* **WHAT TO PRODUCE**:
Copy out the whole listing below line for line, changing nothing, but leave out the pictures.

* **SUPPLIED RECORDS**:
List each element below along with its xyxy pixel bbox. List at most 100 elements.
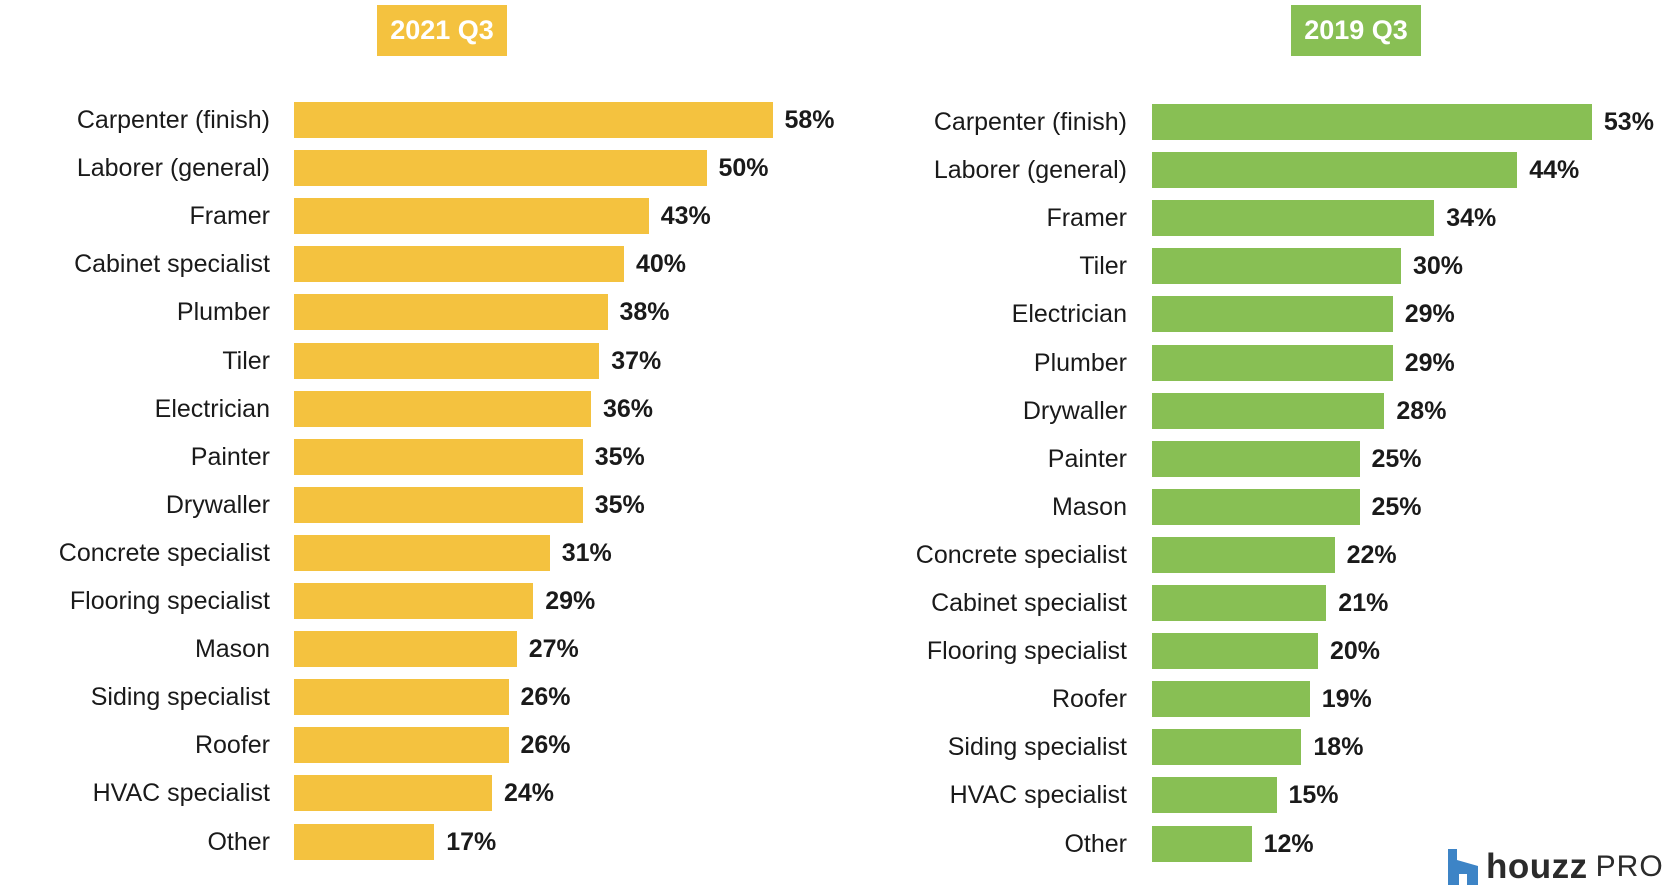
value-label: 24% <box>504 779 555 808</box>
category-label: Cabinet specialist <box>931 589 1127 617</box>
bar <box>294 583 534 619</box>
category-label: Drywaller <box>165 490 270 519</box>
value-label: 29% <box>1404 300 1455 329</box>
category-label: Tiler <box>222 346 270 375</box>
bar <box>1152 536 1335 573</box>
category-label: Painter <box>1047 444 1127 473</box>
value-label: 25% <box>1371 444 1422 473</box>
category-label: Other <box>207 827 270 856</box>
category-label: Electrician <box>1011 300 1127 329</box>
value-label: 53% <box>1603 108 1654 136</box>
bar <box>294 198 649 235</box>
category-label: Carpenter (finish) <box>933 108 1127 136</box>
category-label: HVAC specialist <box>949 781 1127 810</box>
value-label: 35% <box>594 442 645 471</box>
bar <box>1152 633 1318 670</box>
category-label: Painter <box>190 442 270 471</box>
category-label: Concrete specialist <box>915 540 1127 569</box>
bar <box>1152 296 1393 333</box>
value-label: 40% <box>636 250 687 279</box>
bar <box>294 246 624 283</box>
period-badge-0: 2021 Q3 <box>377 5 507 56</box>
value-label: 29% <box>1404 348 1455 377</box>
category-label: Framer <box>1046 204 1127 233</box>
category-label: Electrician <box>154 394 270 423</box>
value-label: 27% <box>528 635 579 664</box>
bar <box>294 342 600 379</box>
value-label: 22% <box>1346 540 1397 569</box>
bar <box>294 823 435 860</box>
brand-suffix: PRO <box>1595 850 1664 883</box>
value-label: 58% <box>784 106 835 134</box>
bar <box>1152 488 1360 525</box>
value-label: 31% <box>561 538 612 567</box>
brand-name: houzz <box>1486 847 1588 886</box>
houzz-pro-logo: houzz PRO <box>1448 846 1664 888</box>
category-label: Cabinet specialist <box>74 250 270 279</box>
value-label: 50% <box>718 154 769 183</box>
bar <box>294 438 583 475</box>
bar <box>1152 104 1592 140</box>
bar <box>1152 681 1310 718</box>
bar <box>294 150 707 187</box>
bar <box>1152 344 1393 381</box>
category-label: Flooring specialist <box>69 587 270 615</box>
category-label: Laborer (general) <box>76 154 270 183</box>
category-label: Framer <box>189 202 270 231</box>
category-label: Siding specialist <box>90 683 270 712</box>
bar <box>294 294 608 331</box>
bar <box>1152 585 1327 621</box>
bar <box>1152 248 1401 285</box>
category-label: Plumber <box>176 298 270 327</box>
category-label: Mason <box>194 635 270 664</box>
category-label: Flooring specialist <box>926 637 1127 666</box>
value-label: 37% <box>611 346 662 375</box>
bar <box>294 727 509 764</box>
category-label: Roofer <box>194 731 270 760</box>
category-label: Mason <box>1051 492 1127 521</box>
value-label: 29% <box>545 587 596 615</box>
bar <box>294 102 773 138</box>
value-label: 20% <box>1330 637 1381 666</box>
value-label: 38% <box>619 298 670 327</box>
value-label: 44% <box>1529 156 1580 185</box>
value-label: 36% <box>603 394 654 423</box>
bar <box>294 534 550 571</box>
bar <box>1152 440 1360 477</box>
value-label: 26% <box>520 683 571 712</box>
category-label: Siding specialist <box>947 733 1127 762</box>
value-label: 17% <box>446 827 497 856</box>
period-badge-1: 2019 Q3 <box>1291 5 1421 56</box>
bar <box>1152 392 1385 429</box>
value-label: 30% <box>1413 252 1464 281</box>
category-label: Carpenter (finish) <box>76 106 270 134</box>
category-label: HVAC specialist <box>92 779 270 808</box>
category-label: Roofer <box>1051 685 1127 714</box>
category-label: Laborer (general) <box>933 156 1127 185</box>
value-label: 21% <box>1338 589 1389 617</box>
value-label: 26% <box>520 731 571 760</box>
value-label: 35% <box>594 490 645 519</box>
value-label: 15% <box>1288 781 1339 810</box>
value-label: 43% <box>660 202 711 231</box>
category-label: Tiler <box>1079 252 1127 281</box>
bar <box>294 679 509 716</box>
houzz-logo-icon <box>1448 849 1478 885</box>
value-label: 19% <box>1321 685 1372 714</box>
bar <box>1152 825 1252 862</box>
category-label: Concrete specialist <box>58 538 270 567</box>
bar <box>1152 152 1518 189</box>
category-label: Other <box>1064 829 1127 858</box>
category-label: Drywaller <box>1022 396 1127 425</box>
value-label: 25% <box>1371 492 1422 521</box>
bar <box>294 486 583 523</box>
bar <box>1152 777 1277 814</box>
value-label: 18% <box>1313 733 1364 762</box>
bar <box>294 390 591 427</box>
value-label: 28% <box>1396 396 1447 425</box>
bar <box>1152 200 1435 237</box>
bar <box>1152 729 1302 766</box>
value-label: 34% <box>1446 204 1497 233</box>
category-label: Plumber <box>1033 348 1127 377</box>
bar <box>294 775 492 812</box>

* **FINAL ANSWER**:
List each element below along with its xyxy pixel bbox. List at most 100 elements.
value-label: 24% <box>504 779 555 808</box>
category-label: Cabinet specialist <box>931 589 1127 617</box>
bar <box>294 583 534 619</box>
category-label: Drywaller <box>165 490 270 519</box>
value-label: 29% <box>1404 300 1455 329</box>
category-label: Tiler <box>222 346 270 375</box>
bar <box>1152 536 1335 573</box>
category-label: Painter <box>1047 444 1127 473</box>
value-label: 25% <box>1371 444 1422 473</box>
category-label: Other <box>207 827 270 856</box>
category-label: Electrician <box>1011 300 1127 329</box>
value-label: 53% <box>1603 108 1654 136</box>
bar <box>294 198 649 235</box>
category-label: Carpenter (finish) <box>933 108 1127 136</box>
category-label: HVAC specialist <box>949 781 1127 810</box>
value-label: 35% <box>594 442 645 471</box>
bar <box>1152 633 1318 670</box>
category-label: Painter <box>190 442 270 471</box>
category-label: Concrete specialist <box>915 540 1127 569</box>
bar <box>1152 296 1393 333</box>
value-label: 40% <box>636 250 687 279</box>
bar <box>294 246 624 283</box>
period-badge-0: 2021 Q3 <box>377 5 507 56</box>
value-label: 29% <box>1404 348 1455 377</box>
category-label: Framer <box>1046 204 1127 233</box>
category-label: Electrician <box>154 394 270 423</box>
value-label: 27% <box>528 635 579 664</box>
bar <box>294 342 600 379</box>
value-label: 22% <box>1346 540 1397 569</box>
bar <box>294 823 435 860</box>
brand-suffix: PRO <box>1595 850 1664 883</box>
value-label: 58% <box>784 106 835 134</box>
bar <box>1152 488 1360 525</box>
value-label: 31% <box>561 538 612 567</box>
brand-name: houzz <box>1486 847 1588 886</box>
houzz-pro-logo: houzz PRO <box>1448 846 1664 888</box>
category-label: Cabinet specialist <box>74 250 270 279</box>
value-label: 50% <box>718 154 769 183</box>
bar <box>294 438 583 475</box>
bar <box>1152 104 1592 140</box>
bar <box>1152 681 1310 718</box>
bar <box>294 150 707 187</box>
bar <box>1152 344 1393 381</box>
category-label: Flooring specialist <box>69 587 270 615</box>
category-label: Laborer (general) <box>76 154 270 183</box>
category-label: Framer <box>189 202 270 231</box>
category-label: Siding specialist <box>90 683 270 712</box>
bar <box>294 294 608 331</box>
bar <box>1152 585 1327 621</box>
bar <box>1152 248 1401 285</box>
category-label: Plumber <box>176 298 270 327</box>
category-label: Mason <box>194 635 270 664</box>
category-label: Flooring specialist <box>926 637 1127 666</box>
value-label: 37% <box>611 346 662 375</box>
bar <box>294 727 509 764</box>
category-label: Roofer <box>194 731 270 760</box>
category-label: Mason <box>1051 492 1127 521</box>
value-label: 29% <box>545 587 596 615</box>
bar <box>294 102 773 138</box>
value-label: 20% <box>1330 637 1381 666</box>
value-label: 38% <box>619 298 670 327</box>
value-label: 44% <box>1529 156 1580 185</box>
value-label: 36% <box>603 394 654 423</box>
bar <box>294 534 550 571</box>
bar <box>1152 440 1360 477</box>
value-label: 26% <box>520 683 571 712</box>
category-label: Siding specialist <box>947 733 1127 762</box>
value-label: 17% <box>446 827 497 856</box>
period-badge-1: 2019 Q3 <box>1291 5 1421 56</box>
bar <box>1152 392 1385 429</box>
value-label: 30% <box>1413 252 1464 281</box>
category-label: Carpenter (finish) <box>76 106 270 134</box>
category-label: HVAC specialist <box>92 779 270 808</box>
category-label: Roofer <box>1051 685 1127 714</box>
category-label: Laborer (general) <box>933 156 1127 185</box>
value-label: 21% <box>1338 589 1389 617</box>
value-label: 26% <box>520 731 571 760</box>
value-label: 35% <box>594 490 645 519</box>
value-label: 15% <box>1288 781 1339 810</box>
value-label: 43% <box>660 202 711 231</box>
category-label: Tiler <box>1079 252 1127 281</box>
bar <box>294 679 509 716</box>
houzz-logo-icon <box>1448 849 1478 885</box>
value-label: 19% <box>1321 685 1372 714</box>
bar <box>1152 825 1252 862</box>
category-label: Concrete specialist <box>58 538 270 567</box>
bar <box>1152 152 1518 189</box>
category-label: Other <box>1064 829 1127 858</box>
category-label: Drywaller <box>1022 396 1127 425</box>
value-label: 25% <box>1371 492 1422 521</box>
bar <box>294 486 583 523</box>
bar <box>1152 777 1277 814</box>
value-label: 18% <box>1313 733 1364 762</box>
bar <box>294 390 591 427</box>
value-label: 28% <box>1396 396 1447 425</box>
bar <box>1152 200 1435 237</box>
bar <box>1152 729 1302 766</box>
value-label: 34% <box>1446 204 1497 233</box>
category-label: Plumber <box>1033 348 1127 377</box>
bar <box>294 775 492 812</box>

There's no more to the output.